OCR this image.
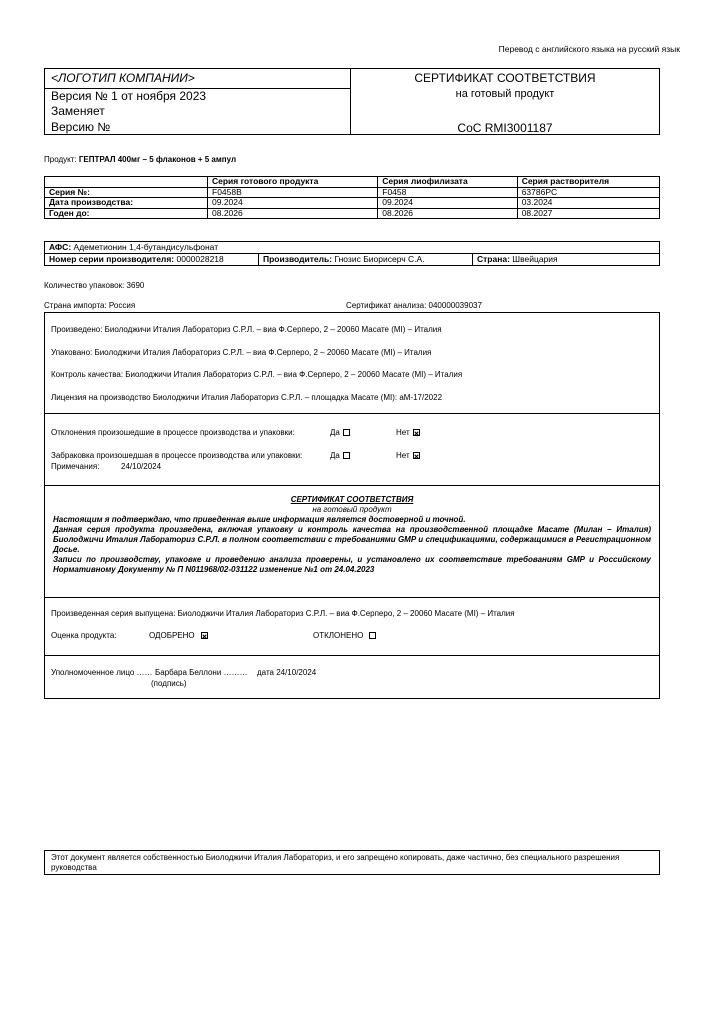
Перевод с английского языка на русский язык
<ЛОГОТИП КОМПАНИИ>
Версия № 1 от ноября 2023
Заменяет
Версию №
СЕРТИФИКАТ СООТВЕТСТВИЯ
на готовый продукт
CoC RMI3001187
Продукт: ГЕПТРАЛ 400мг – 5 флаконов + 5 ампул
	Серия готового продукта	Серия лиофилизата	Серия растворителя
Серия №:	F0458B	F0458	63786PC
Дата производства:	09.2024	09.2024	03.2024
Годен до:	08.2026	08.2026	08.2027
АФС: Адеметионин 1,4-бутандисульфонат
Номер серии производителя: 0000028218	Производитель: Гнозис Биорисерч С.А.	Страна: Швейцария
Количество упаковок: 3690
Страна импорта: Россия	Сертификат анализа: 040000039037
Произведено: Биолоджичи Италия Лабораториз С.Р.Л. – виа Ф.Серперо, 2 – 20060 Масате (MI) – Италия
Упаковано: Биолоджичи Италия Лабораториз С.Р.Л. – виа Ф.Серперо, 2 – 20060 Масате (MI) – Италия
Контроль качества: Биолоджичи Италия Лабораториз С.Р.Л. – виа Ф.Серперо, 2 – 20060 Масате (MI) – Италия
Лицензия на производство Биолоджичи Италия Лабораториз С.Р.Л. – площадка Масате (MI): aM-17/2022
Отклонения произошедшие в процессе производства и упаковки:	Да	Нет
Забраковка произошедшая в процессе производства или упаковки:	Да	Нет
Примечания:	24/10/2024
СЕРТИФИКАТ СООТВЕТСТВИЯ
на готовый продукт
Настоящим я подтверждаю, что приведенная выше информация является достоверной и точной.
Данная серия продукта произведена, включая упаковку и контроль качества на производственной площадке Масате (Милан – Италия) Биолоджичи Италия Лабораториз С.Р.Л. в полном соответствии с требованиями GMP и спецификациями, содержащимися в Регистрационном Досье.
Записи по производству, упаковке и проведению анализа проверены, и установлено их соответствие требованиям GMP и Российскому Нормативному Документу № П N011968/02-031122 изменение №1 от 24.04.2023
Произведенная серия выпущена: Биолоджичи Италия Лабораториз С.Р.Л. – виа Ф.Серперо, 2 – 20060 Масате (MI) – Италия
Оценка продукта:	ОДОБРЕНО	ОТКЛОНЕНО
Уполномоченное лицо …… Барбара Беллони ……… дата 24/10/2024
(подпись)
Этот документ является собственностью Биолоджичи Италия Лабораториз, и его запрещено копировать, даже частично, без специального разрешения руководства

STATED EXERCISE: Copy the entries above faithfully and omit every image.

PROBLEM SOLUTION:
OCR this image.
Перевод с английского языка на русский язык
<ЛОГОТИП КОМПАНИИ>
Версия № 1 от ноября 2023
Заменяет
Версию №
СЕРТИФИКАТ СООТВЕТСТВИЯ
на готовый продукт
CoC RMI3001187
Продукт: ГЕПТРАЛ 400мг – 5 флаконов + 5 ампул
	Серия готового продукта	Серия лиофилизата	Серия растворителя
Серия №:	F0458B	F0458	63786PC
Дата производства:	09.2024	09.2024	03.2024
Годен до:	08.2026	08.2026	08.2027
АФС: Адеметионин 1,4-бутандисульфонат
Номер серии производителя: 0000028218	Производитель: Гнозис Биорисерч С.А.	Страна: Швейцария
Количество упаковок: 3690
Страна импорта: Россия	Сертификат анализа: 040000039037
Произведено: Биолоджичи Италия Лабораториз С.Р.Л. – виа Ф.Серперо, 2 – 20060 Масате (MI) – Италия
Упаковано: Биолоджичи Италия Лабораториз С.Р.Л. – виа Ф.Серперо, 2 – 20060 Масате (MI) – Италия
Контроль качества: Биолоджичи Италия Лабораториз С.Р.Л. – виа Ф.Серперо, 2 – 20060 Масате (MI) – Италия
Лицензия на производство Биолоджичи Италия Лабораториз С.Р.Л. – площадка Масате (MI): aM-17/2022
Отклонения произошедшие в процессе производства и упаковки:	Да	Нет
Забраковка произошедшая в процессе производства или упаковки:	Да	Нет
Примечания:	24/10/2024
СЕРТИФИКАТ СООТВЕТСТВИЯ
на готовый продукт
Настоящим я подтверждаю, что приведенная выше информация является достоверной и точной.
Данная серия продукта произведена, включая упаковку и контроль качества на производственной площадке Масате (Милан – Италия) Биолоджичи Италия Лабораториз С.Р.Л. в полном соответствии с требованиями GMP и спецификациями, содержащимися в Регистрационном Досье.
Записи по производству, упаковке и проведению анализа проверены, и установлено их соответствие требованиям GMP и Российскому Нормативному Документу № П N011968/02-031122 изменение №1 от 24.04.2023
Произведенная серия выпущена: Биолоджичи Италия Лабораториз С.Р.Л. – виа Ф.Серперо, 2 – 20060 Масате (MI) – Италия
Оценка продукта:	ОДОБРЕНО	ОТКЛОНЕНО
Уполномоченное лицо …… Барбара Беллони ……… дата 24/10/2024
(подпись)
Этот документ является собственностью Биолоджичи Италия Лабораториз, и его запрещено копировать, даже частично, без специального разрешения руководства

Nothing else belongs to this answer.